Omit every picture, then give all the entries again exactly.

____

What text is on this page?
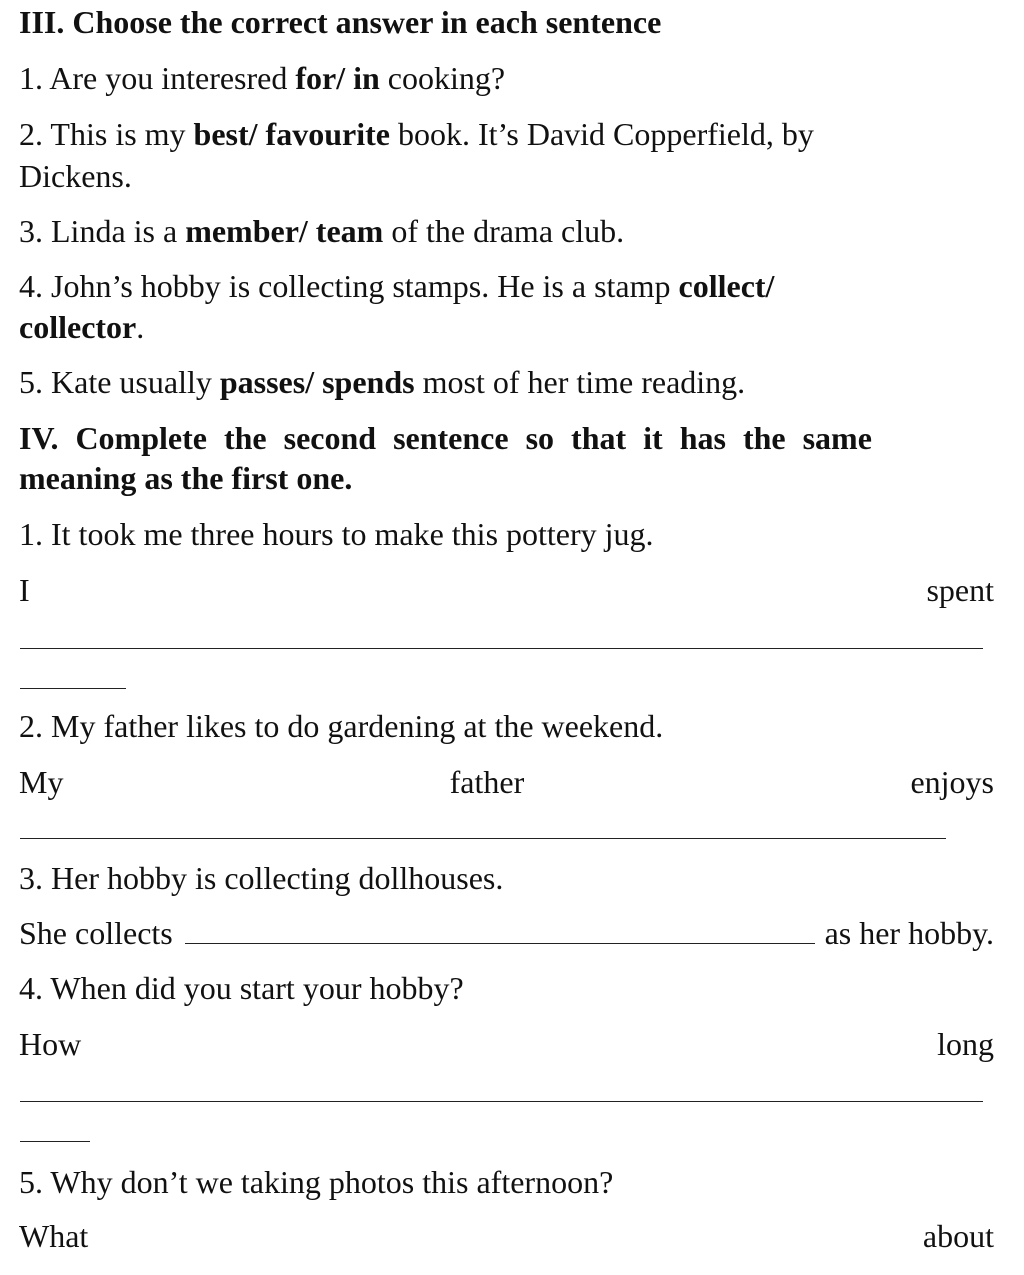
III. Choose the correct answer in each sentence
1. Are you interesred for/ in cooking?
2. This is my best/ favourite book. It’s David Copperfield, by
Dickens.
3. Linda is a member/ team of the drama club.
4. John’s hobby is collecting stamps. He is a stamp collect/
collector.
5. Kate usually passes/ spends most of her time reading.
IV. Complete the second sentence so that it has the same
meaning as the first one.
1. It took me three hours to make this pottery jug.
I	spent
2. My father likes to do gardening at the weekend.
My	father	enjoys
3. Her hobby is collecting dollhouses.
She collects	as her hobby.
4. When did you start your hobby?
How	long
5. Why don’t we taking photos this afternoon?
What	about
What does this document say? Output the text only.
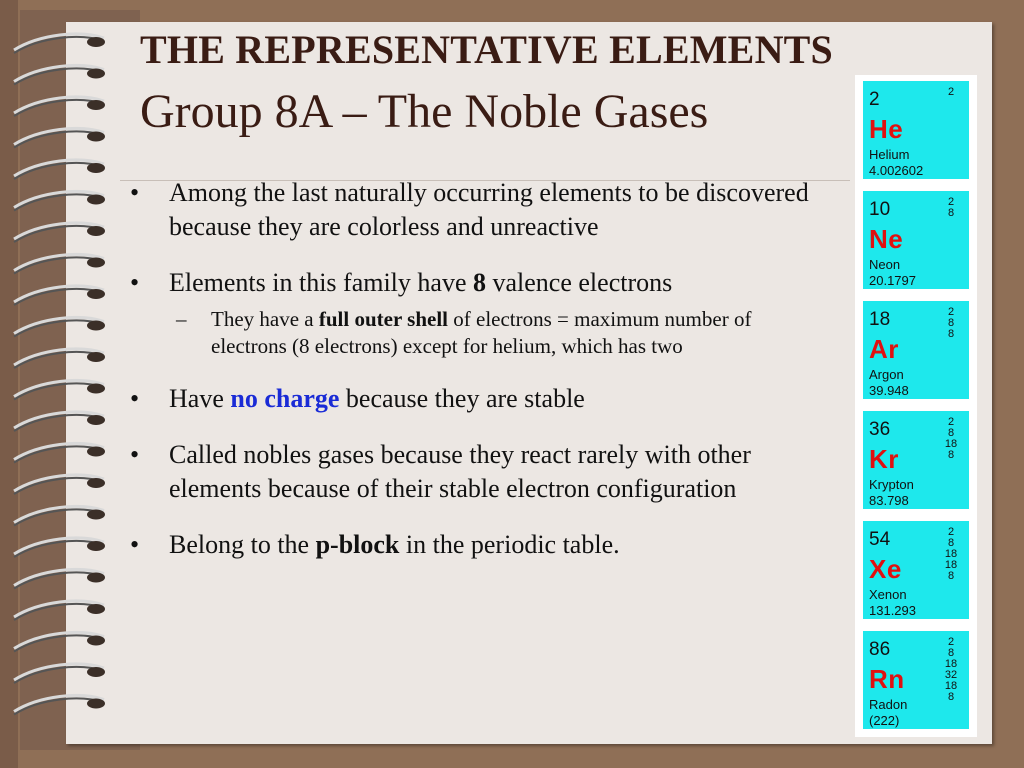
THE REPRESENTATIVE ELEMENTS
Group 8A – The Noble Gases
• Among the last naturally occurring elements to be discovered because they are colorless and unreactive
• Elements in this family have 8 valence electrons
– They have a full outer shell of electrons = maximum number of electrons (8 electrons) except for helium, which has two
• Have no charge because they are stable
• Called nobles gases because they react rarely with other elements because of their stable electron configuration
• Belong to the p-block in the periodic table.
2
He
Helium
4.002602
2
10
Ne
Neon
20.1797
2
8
18
Ar
Argon
39.948
2
8
8
36
Kr
Krypton
83.798
2
8
18
8
54
Xe
Xenon
131.293
2
8
18
18
8
86
Rn
Radon
(222)
2
8
18
32
18
8
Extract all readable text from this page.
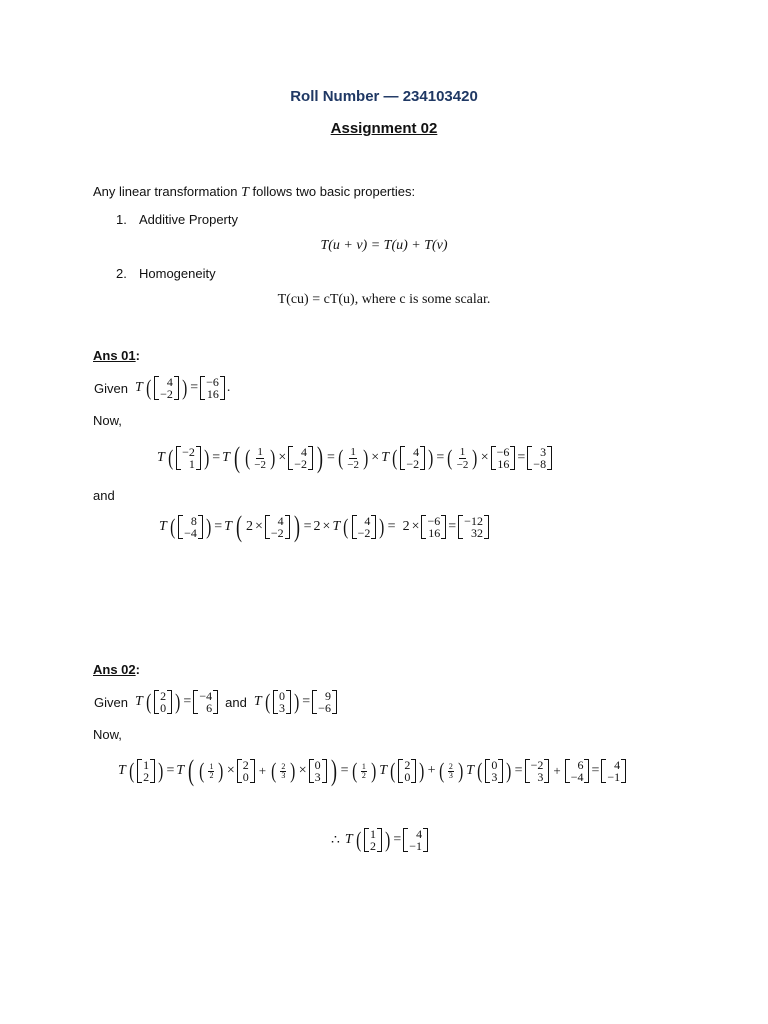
Roll Number — 234103420
Assignment 02
Any linear transformation T follows two basic properties:
1. Additive Property
T(u + v) = T(u) + T(v)
2. Homogeneity
T(cu) = cT(u), where c is some scalar.
Ans 01:
Given T ( 4
−2 ) = −6
16 .
Now,
T ( −2
1 ) = T ( ( $\frac{1}{-2}$ ) × 4
−2 ) = ( $\frac{1}{-2}$ ) × T ( 4
−2 ) = ( $\frac{1}{-2}$ ) × −6
16 = 3
−8
and
T ( 8
−4 ) = T ( 2 × 4
−2 ) = 2 × T ( 4
−2 ) = 2 × −6
16 = −12
32
Ans 02:
Given T ( 2
0 ) = −4
6 and T ( 0
3 ) = 9
−6
Now,
T ( 1
2 ) = T ( ( $\frac{1}{2}$ ) × 2
0 + ( $\frac{2}{3}$ ) × 0
3 ) = ( $\frac{1}{2}$ ) T ( 2
0 ) + ( $\frac{2}{3}$ ) T ( 0
3 ) = −2
3 + 6
−4 = 4
−1
∴ T ( 1
2 ) = 4
−1
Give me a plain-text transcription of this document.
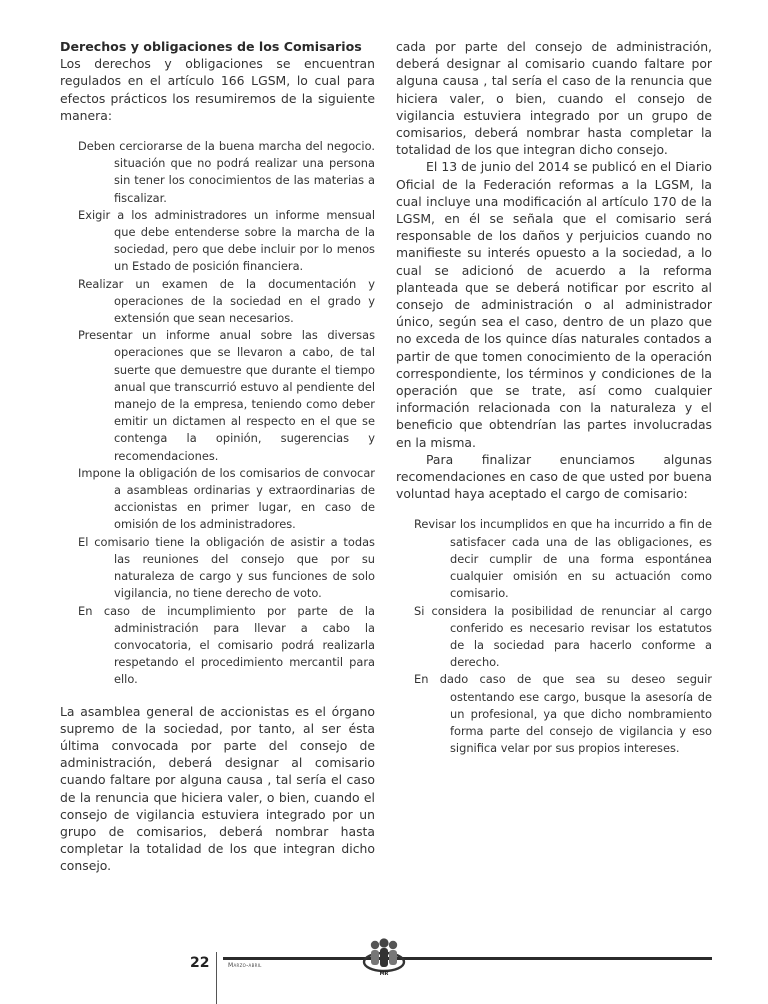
Derechos y obligaciones de los Comisarios

Los derechos y obligaciones se encuentran regulados en el artículo 166 LGSM, lo cual para efectos prácticos los resumiremos de la siguiente manera:

Deben cerciorarse de la buena marcha del negocio. situación que no podrá realizar una persona sin tener los conocimientos de las materias a fiscalizar.

Exigir a los administradores un informe mensual que debe entenderse sobre la marcha de la sociedad, pero que debe incluir por lo menos un Estado de posición financiera.

Realizar un examen de la documentación y operaciones de la sociedad en el grado y extensión que sean necesarios.

Presentar un informe anual sobre las diversas operaciones que se llevaron a cabo, de tal suerte que demuestre que durante el tiempo anual que transcurrió estuvo al pendiente del manejo de la empresa, teniendo como deber emitir un dictamen al respecto en el que se contenga la opinión, sugerencias y recomendaciones.

Impone la obligación de los comisarios de convocar a asambleas ordinarias y extraordinarias de accionistas en primer lugar, en caso de omisión de los administradores.

El comisario tiene la obligación de asistir a todas las reuniones del consejo que por su naturaleza de cargo y sus funciones de solo vigilancia, no tiene derecho de voto.

En caso de incumplimiento por parte de la administración para llevar a cabo la convocatoria, el comisario podrá realizarla respetando el procedimiento mercantil para ello.

La asamblea general de accionistas es el órgano supremo de la sociedad, por tanto, al ser ésta última convocada por parte del consejo de administración, deberá designar al comisario cuando faltare por alguna causa , tal sería el caso de la renuncia que hiciera valer, o bien, cuando el consejo de vigilancia estuviera integrado por un grupo de comisarios, deberá nombrar hasta completar la totalidad de los que integran dicho consejo.

cada por parte del consejo de administración, deberá designar al comisario cuando faltare por alguna causa , tal sería el caso de la renuncia que hiciera valer, o bien, cuando el consejo de vigilancia estuviera integrado por un grupo de comisarios, deberá nombrar hasta completar la totalidad de los que integran dicho consejo.

El 13 de junio del 2014 se publicó en el Diario Oficial de la Federación reformas a la LGSM, la cual incluye una modificación al artículo 170 de la LGSM, en él se señala que el comisario será responsable de los daños y perjuicios cuando no manifieste su interés opuesto a la sociedad, a lo cual se adicionó de acuerdo a la reforma planteada que se deberá notificar por escrito al consejo de administración o al administrador único, según sea el caso, dentro de un plazo que no exceda de los quince días naturales contados a partir de que tomen conocimiento de la operación correspondiente, los términos y condiciones de la operación que se trate, así como cualquier información relacionada con la naturaleza y el beneficio que obtendrían las partes involucradas en la misma.

Para finalizar enunciamos algunas recomendaciones en caso de que usted por buena voluntad haya aceptado el cargo de comisario:

Revisar los incumplidos en que ha incurrido a fin de satisfacer cada una de las obligaciones, es decir cumplir de una forma espontánea cualquier omisión en su actuación como comisario.

Si considera la posibilidad de renunciar al cargo conferido es necesario revisar los estatutos de la sociedad para hacerlo conforme a derecho.

En dado caso de que sea su deseo seguir ostentando ese cargo, busque la asesoría de un profesional, ya que dicho nombramiento forma parte del consejo de vigilancia y eso significa velar por sus propios intereses.

22	Marzo-abril
MR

____

▶ [ANSWER TO THE TASK]:
What text is on this page?
III. Choose the correct answer in each sentence
1. Are you interesred for/ in cooking?
2. This is my best/ favourite book. It’s David Copperfield, by
Dickens.
3. Linda is a member/ team of the drama club.
4. John’s hobby is collecting stamps. He is a stamp collect/
collector.
5. Kate usually passes/ spends most of her time reading.
IV. Complete the second sentence so that it has the same
meaning as the first one.
1. It took me three hours to make this pottery jug.
I	spent
2. My father likes to do gardening at the weekend.
My	father	enjoys
3. Her hobby is collecting dollhouses.
She collects	as her hobby.
4. When did you start your hobby?
How	long
5. Why don’t we taking photos this afternoon?
What	about
What does this document say? Output the text only.
THE REPRESENTATIVE ELEMENTS
Group 8A – The Noble Gases
• Among the last naturally occurring elements to be discovered because they are colorless and unreactive
• Elements in this family have 8 valence electrons
– They have a full outer shell of electrons = maximum number of electrons (8 electrons) except for helium, which has two
• Have no charge because they are stable
• Called nobles gases because they react rarely with other elements because of their stable electron configuration
• Belong to the p-block in the periodic table.
2
He
Helium
4.002602
2
10
Ne
Neon
20.1797
2
8
18
Ar
Argon
39.948
2
8
8
36
Kr
Krypton
83.798
2
8
18
8
54
Xe
Xenon
131.293
2
8
18
18
8
86
Rn
Radon
(222)
2
8
18
32
18
8
Extract all readable text from this page.
Roll Number — 234103420
Assignment 02
Any linear transformation T follows two basic properties:
1. Additive Property
T(u + v) = T(u) + T(v)
2. Homogeneity
T(cu) = cT(u), where c is some scalar.
Ans 01:
Given T ( 4
−2 ) = −6
16 .
Now,
T ( −2
1 ) = T ( ( $\frac{1}{-2}$ ) × 4
−2 ) = ( $\frac{1}{-2}$ ) × T ( 4
−2 ) = ( $\frac{1}{-2}$ ) × −6
16 = 3
−8
and
T ( 8
−4 ) = T ( 2 × 4
−2 ) = 2 × T ( 4
−2 ) = 2 × −6
16 = −12
32
Ans 02:
Given T ( 2
0 ) = −4
6 and T ( 0
3 ) = 9
−6
Now,
T ( 1
2 ) = T ( ( $\frac{1}{2}$ ) × 2
0 + ( $\frac{2}{3}$ ) × 0
3 ) = ( $\frac{1}{2}$ ) T ( 2
0 ) + ( $\frac{2}{3}$ ) T ( 0
3 ) = −2
3 + 6
−4 = 4
−1
∴ T ( 1
2 ) = 4
−1
Give me a plain-text transcription of this document.
Derechos y obligaciones de los Comisarios

Los derechos y obligaciones se encuentran regulados en el artículo 166 LGSM, lo cual para efectos prácticos los resumiremos de la siguiente manera:

Deben cerciorarse de la buena marcha del negocio. situación que no podrá realizar una persona sin tener los conocimientos de las materias a fiscalizar.

Exigir a los administradores un informe mensual que debe entenderse sobre la marcha de la sociedad, pero que debe incluir por lo menos un Estado de posición financiera.

Realizar un examen de la documentación y operaciones de la sociedad en el grado y extensión que sean necesarios.

Presentar un informe anual sobre las diversas operaciones que se llevaron a cabo, de tal suerte que demuestre que durante el tiempo anual que transcurrió estuvo al pendiente del manejo de la empresa, teniendo como deber emitir un dictamen al respecto en el que se contenga la opinión, sugerencias y recomendaciones.

Impone la obligación de los comisarios de convocar a asambleas ordinarias y extraordinarias de accionistas en primer lugar, en caso de omisión de los administradores.

El comisario tiene la obligación de asistir a todas las reuniones del consejo que por su naturaleza de cargo y sus funciones de solo vigilancia, no tiene derecho de voto.

En caso de incumplimiento por parte de la administración para llevar a cabo la convocatoria, el comisario podrá realizarla respetando el procedimiento mercantil para ello.

La asamblea general de accionistas es el órgano supremo de la sociedad, por tanto, al ser ésta última convocada por parte del consejo de administración, deberá designar al comisario cuando faltare por alguna causa , tal sería el caso de la renuncia que hiciera valer, o bien, cuando el consejo de vigilancia estuviera integrado por un grupo de comisarios, deberá nombrar hasta completar la totalidad de los que integran dicho consejo.

cada por parte del consejo de administración, deberá designar al comisario cuando faltare por alguna causa , tal sería el caso de la renuncia que hiciera valer, o bien, cuando el consejo de vigilancia estuviera integrado por un grupo de comisarios, deberá nombrar hasta completar la totalidad de los que integran dicho consejo.

El 13 de junio del 2014 se publicó en el Diario Oficial de la Federación reformas a la LGSM, la cual incluye una modificación al artículo 170 de la LGSM, en él se señala que el comisario será responsable de los daños y perjuicios cuando no manifieste su interés opuesto a la sociedad, a lo cual se adicionó de acuerdo a la reforma planteada que se deberá notificar por escrito al consejo de administración o al administrador único, según sea el caso, dentro de un plazo que no exceda de los quince días naturales contados a partir de que tomen conocimiento de la operación correspondiente, los términos y condiciones de la operación que se trate, así como cualquier información relacionada con la naturaleza y el beneficio que obtendrían las partes involucradas en la misma.

Para finalizar enunciamos algunas recomendaciones en caso de que usted por buena voluntad haya aceptado el cargo de comisario:

Revisar los incumplidos en que ha incurrido a fin de satisfacer cada una de las obligaciones, es decir cumplir de una forma espontánea cualquier omisión en su actuación como comisario.

Si considera la posibilidad de renunciar al cargo conferido es necesario revisar los estatutos de la sociedad para hacerlo conforme a derecho.

En dado caso de que sea su deseo seguir ostentando ese cargo, busque la asesoría de un profesional, ya que dicho nombramiento forma parte del consejo de vigilancia y eso significa velar por sus propios intereses.

22	Marzo-abril
MR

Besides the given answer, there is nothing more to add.